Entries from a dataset

++++

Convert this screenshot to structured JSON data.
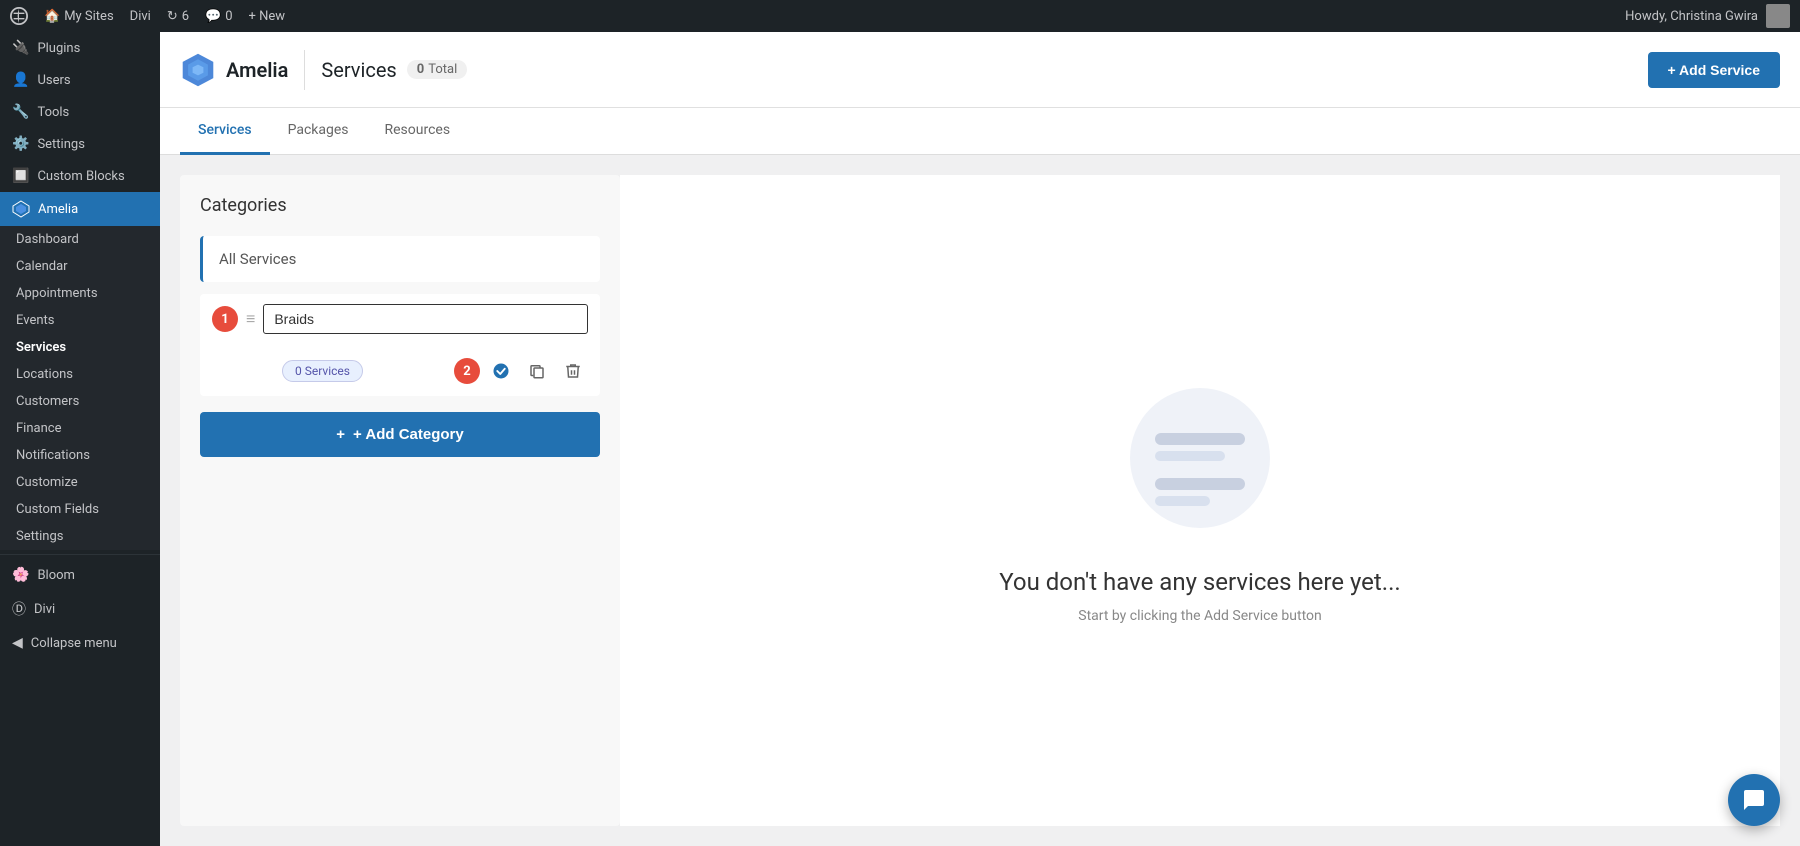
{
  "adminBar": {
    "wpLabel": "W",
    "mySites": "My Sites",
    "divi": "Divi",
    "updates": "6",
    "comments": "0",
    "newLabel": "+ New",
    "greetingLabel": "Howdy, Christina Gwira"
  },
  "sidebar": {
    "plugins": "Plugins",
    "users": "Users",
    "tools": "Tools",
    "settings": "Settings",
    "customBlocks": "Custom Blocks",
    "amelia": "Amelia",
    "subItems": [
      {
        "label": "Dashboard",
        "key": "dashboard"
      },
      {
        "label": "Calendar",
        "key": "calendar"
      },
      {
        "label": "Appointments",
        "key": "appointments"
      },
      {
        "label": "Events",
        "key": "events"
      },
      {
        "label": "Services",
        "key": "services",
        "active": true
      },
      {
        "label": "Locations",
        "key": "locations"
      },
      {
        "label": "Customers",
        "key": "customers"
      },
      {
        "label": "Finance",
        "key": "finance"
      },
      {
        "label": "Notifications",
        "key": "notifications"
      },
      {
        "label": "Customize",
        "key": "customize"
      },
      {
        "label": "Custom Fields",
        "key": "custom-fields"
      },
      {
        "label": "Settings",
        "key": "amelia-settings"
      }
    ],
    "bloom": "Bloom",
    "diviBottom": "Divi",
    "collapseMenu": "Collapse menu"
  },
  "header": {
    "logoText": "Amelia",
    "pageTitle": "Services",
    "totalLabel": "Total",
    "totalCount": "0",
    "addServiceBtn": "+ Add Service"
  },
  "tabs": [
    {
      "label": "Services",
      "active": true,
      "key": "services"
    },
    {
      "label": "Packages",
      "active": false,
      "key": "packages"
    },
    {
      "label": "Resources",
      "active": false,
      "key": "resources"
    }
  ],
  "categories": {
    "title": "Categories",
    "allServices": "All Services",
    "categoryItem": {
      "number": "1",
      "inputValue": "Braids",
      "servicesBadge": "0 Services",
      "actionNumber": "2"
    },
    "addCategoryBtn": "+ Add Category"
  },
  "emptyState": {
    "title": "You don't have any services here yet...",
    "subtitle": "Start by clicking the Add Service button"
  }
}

++++

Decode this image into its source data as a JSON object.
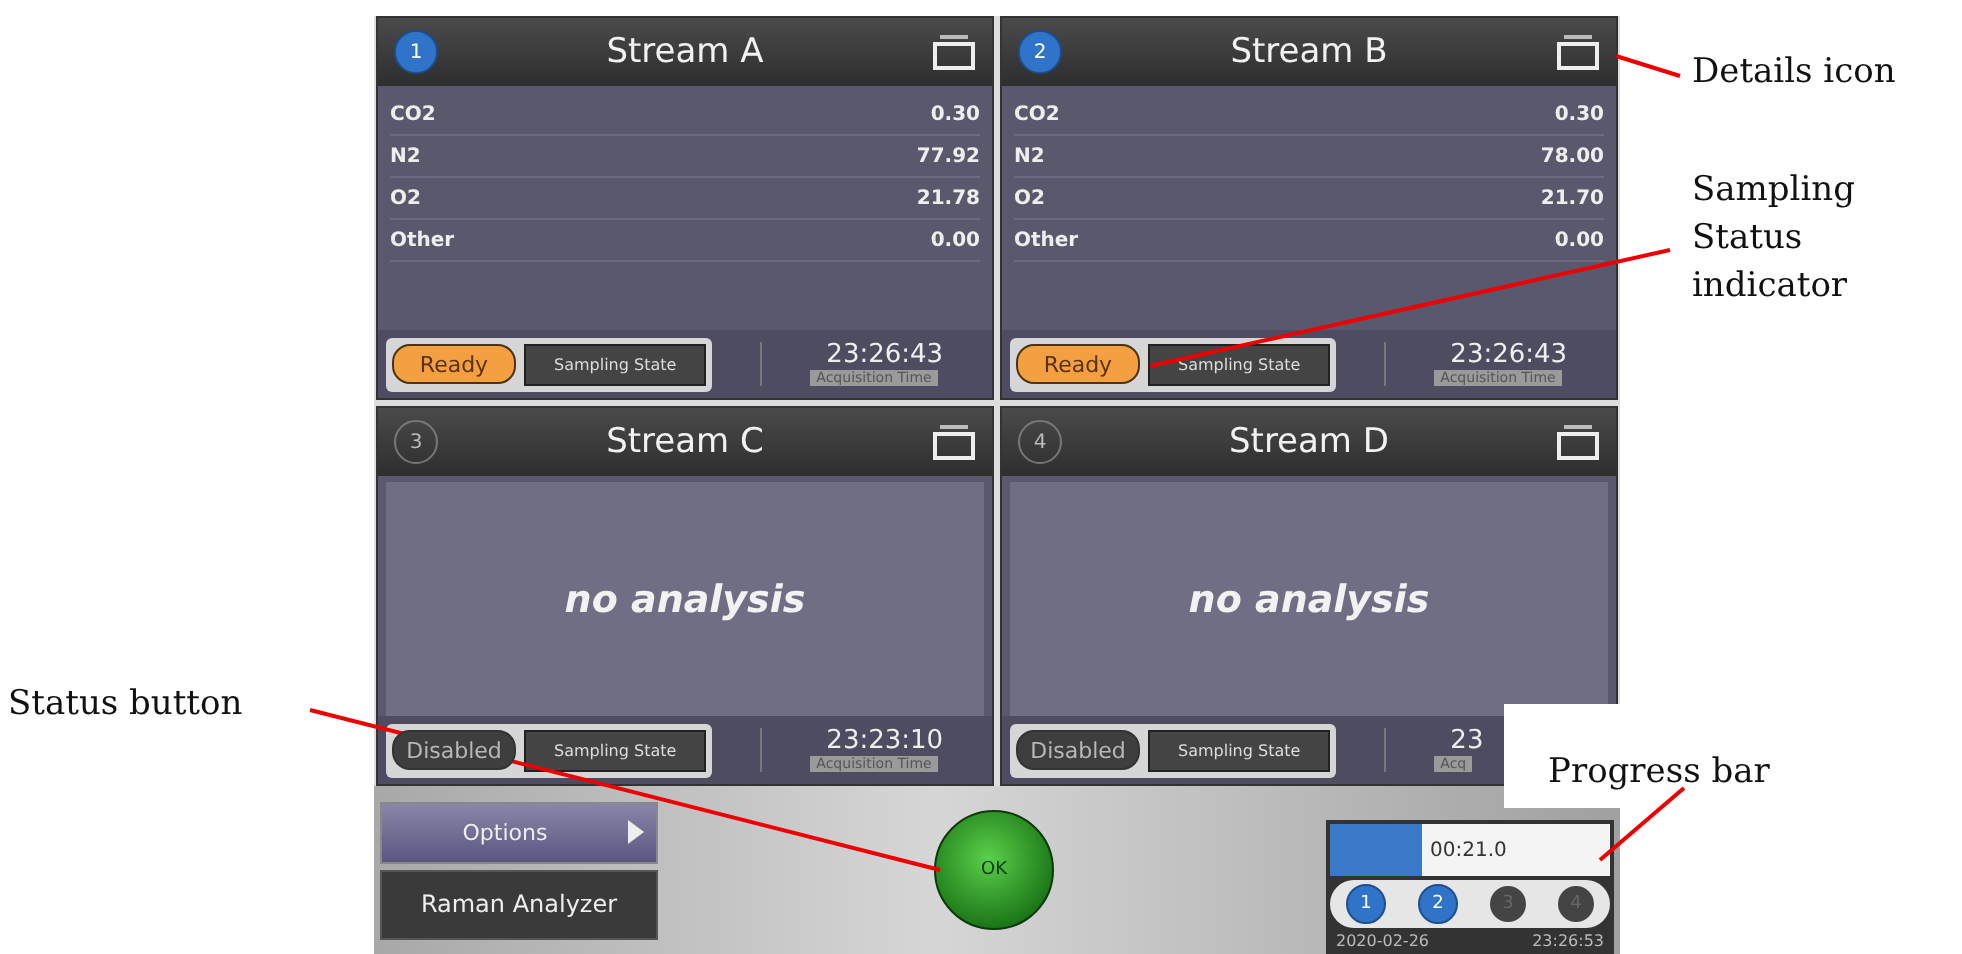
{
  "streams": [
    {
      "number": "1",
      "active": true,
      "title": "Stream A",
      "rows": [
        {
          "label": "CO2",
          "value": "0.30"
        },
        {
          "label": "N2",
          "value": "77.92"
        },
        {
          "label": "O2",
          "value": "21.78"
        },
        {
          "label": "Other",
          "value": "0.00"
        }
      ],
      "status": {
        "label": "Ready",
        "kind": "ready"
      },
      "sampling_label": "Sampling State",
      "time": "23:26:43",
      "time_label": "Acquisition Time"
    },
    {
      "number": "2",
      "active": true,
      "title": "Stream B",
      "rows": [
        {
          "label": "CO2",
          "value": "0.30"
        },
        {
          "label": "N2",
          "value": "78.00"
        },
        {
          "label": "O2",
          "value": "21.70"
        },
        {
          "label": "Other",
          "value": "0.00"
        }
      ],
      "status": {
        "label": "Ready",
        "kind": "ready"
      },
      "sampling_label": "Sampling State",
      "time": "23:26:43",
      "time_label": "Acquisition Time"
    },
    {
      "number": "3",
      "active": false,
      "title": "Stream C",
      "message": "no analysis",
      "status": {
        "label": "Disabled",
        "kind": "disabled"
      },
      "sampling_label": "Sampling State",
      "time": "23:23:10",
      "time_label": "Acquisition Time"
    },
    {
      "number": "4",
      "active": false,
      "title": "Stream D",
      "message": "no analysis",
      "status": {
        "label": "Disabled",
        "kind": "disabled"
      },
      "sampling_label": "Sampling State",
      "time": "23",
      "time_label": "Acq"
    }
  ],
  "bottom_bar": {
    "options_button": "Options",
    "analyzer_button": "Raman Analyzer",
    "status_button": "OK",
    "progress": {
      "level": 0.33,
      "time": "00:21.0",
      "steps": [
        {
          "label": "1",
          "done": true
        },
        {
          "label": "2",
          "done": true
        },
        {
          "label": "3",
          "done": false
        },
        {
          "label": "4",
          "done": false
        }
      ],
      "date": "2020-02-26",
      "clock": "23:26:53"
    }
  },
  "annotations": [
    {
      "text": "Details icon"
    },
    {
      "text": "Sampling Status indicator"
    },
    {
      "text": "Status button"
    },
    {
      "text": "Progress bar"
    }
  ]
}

++++

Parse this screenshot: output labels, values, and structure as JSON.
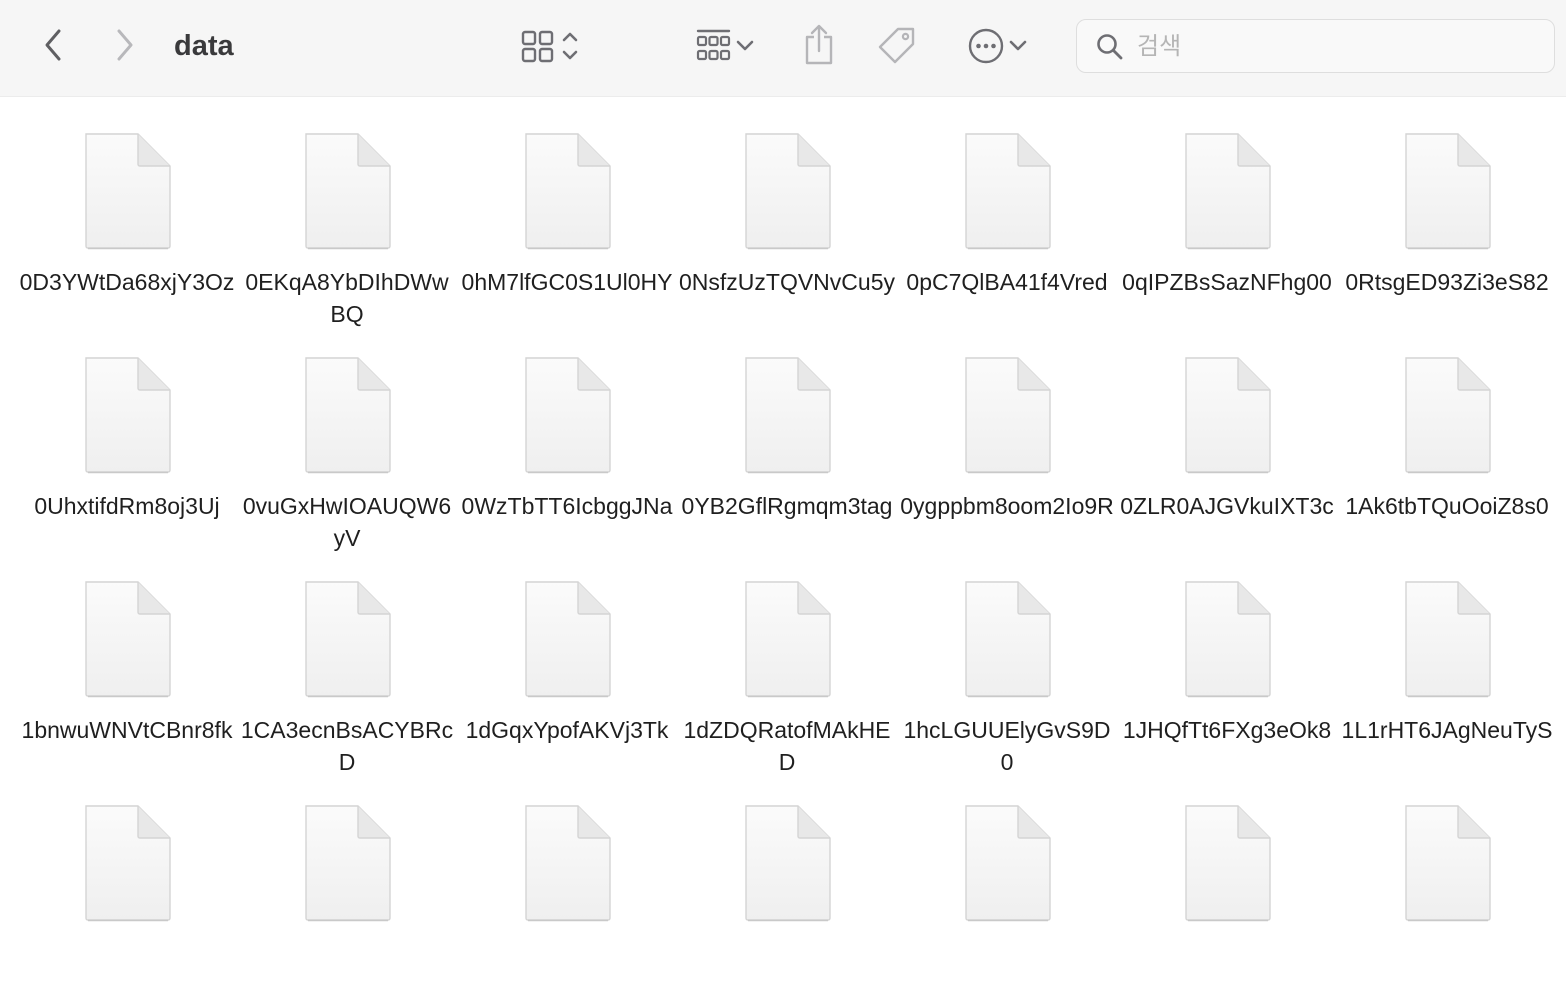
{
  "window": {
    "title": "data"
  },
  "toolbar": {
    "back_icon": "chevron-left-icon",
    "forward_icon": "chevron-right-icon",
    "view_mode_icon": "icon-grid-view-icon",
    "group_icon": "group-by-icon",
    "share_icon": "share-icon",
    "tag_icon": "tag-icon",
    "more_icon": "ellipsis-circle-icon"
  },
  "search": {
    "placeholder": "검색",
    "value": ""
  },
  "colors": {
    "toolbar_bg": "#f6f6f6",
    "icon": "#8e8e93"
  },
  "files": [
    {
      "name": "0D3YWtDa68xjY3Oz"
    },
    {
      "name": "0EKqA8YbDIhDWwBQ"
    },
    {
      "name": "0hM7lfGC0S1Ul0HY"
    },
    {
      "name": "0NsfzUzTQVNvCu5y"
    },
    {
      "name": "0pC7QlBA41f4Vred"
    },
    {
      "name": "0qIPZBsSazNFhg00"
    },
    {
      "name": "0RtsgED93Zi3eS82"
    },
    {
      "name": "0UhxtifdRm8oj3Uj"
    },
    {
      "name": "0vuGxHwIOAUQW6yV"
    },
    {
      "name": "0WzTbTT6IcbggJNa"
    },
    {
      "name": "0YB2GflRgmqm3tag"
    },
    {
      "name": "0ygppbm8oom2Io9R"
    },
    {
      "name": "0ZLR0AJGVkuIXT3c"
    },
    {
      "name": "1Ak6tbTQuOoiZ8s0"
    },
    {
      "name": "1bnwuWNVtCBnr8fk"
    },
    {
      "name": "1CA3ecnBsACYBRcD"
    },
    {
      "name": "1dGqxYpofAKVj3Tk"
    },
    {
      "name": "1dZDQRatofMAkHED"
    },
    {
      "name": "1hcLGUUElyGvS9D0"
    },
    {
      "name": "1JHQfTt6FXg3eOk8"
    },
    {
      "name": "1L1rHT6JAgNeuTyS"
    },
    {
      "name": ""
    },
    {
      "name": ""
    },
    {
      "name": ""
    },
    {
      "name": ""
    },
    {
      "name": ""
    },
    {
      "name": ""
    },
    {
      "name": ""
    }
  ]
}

++++

◆ The task
Filter the records for lines holding the string "JSON". Copy each one.

◆ Answer to the problem
Convert this screenshot to structured JSON data.
Decode this image into its source data as a JSON object.
Parse this screenshot: output labels, values, and structure as JSON.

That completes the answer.